* **Aim**
Copy out all of the material, matching it word for word.

═══ Dataset entries

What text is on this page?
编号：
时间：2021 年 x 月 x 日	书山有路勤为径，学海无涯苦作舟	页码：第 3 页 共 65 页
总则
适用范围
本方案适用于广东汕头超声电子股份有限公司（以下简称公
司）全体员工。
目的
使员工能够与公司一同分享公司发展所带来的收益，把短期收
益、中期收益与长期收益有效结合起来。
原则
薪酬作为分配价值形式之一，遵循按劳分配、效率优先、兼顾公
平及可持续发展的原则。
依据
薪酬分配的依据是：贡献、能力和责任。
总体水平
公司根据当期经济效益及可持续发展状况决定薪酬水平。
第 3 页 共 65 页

══════

* **Correct output**
What text is on this page?
编号：
时间：2021 年 x 月 x 日	书山有路勤为径，学海无涯苦作舟	页码：第 3 页 共 65 页
总则
适用范围
本方案适用于广东汕头超声电子股份有限公司（以下简称公
司）全体员工。
目的
使员工能够与公司一同分享公司发展所带来的收益，把短期收
益、中期收益与长期收益有效结合起来。
原则
薪酬作为分配价值形式之一，遵循按劳分配、效率优先、兼顾公
平及可持续发展的原则。
依据
薪酬分配的依据是：贡献、能力和责任。
总体水平
公司根据当期经济效益及可持续发展状况决定薪酬水平。
第 3 页 共 65 页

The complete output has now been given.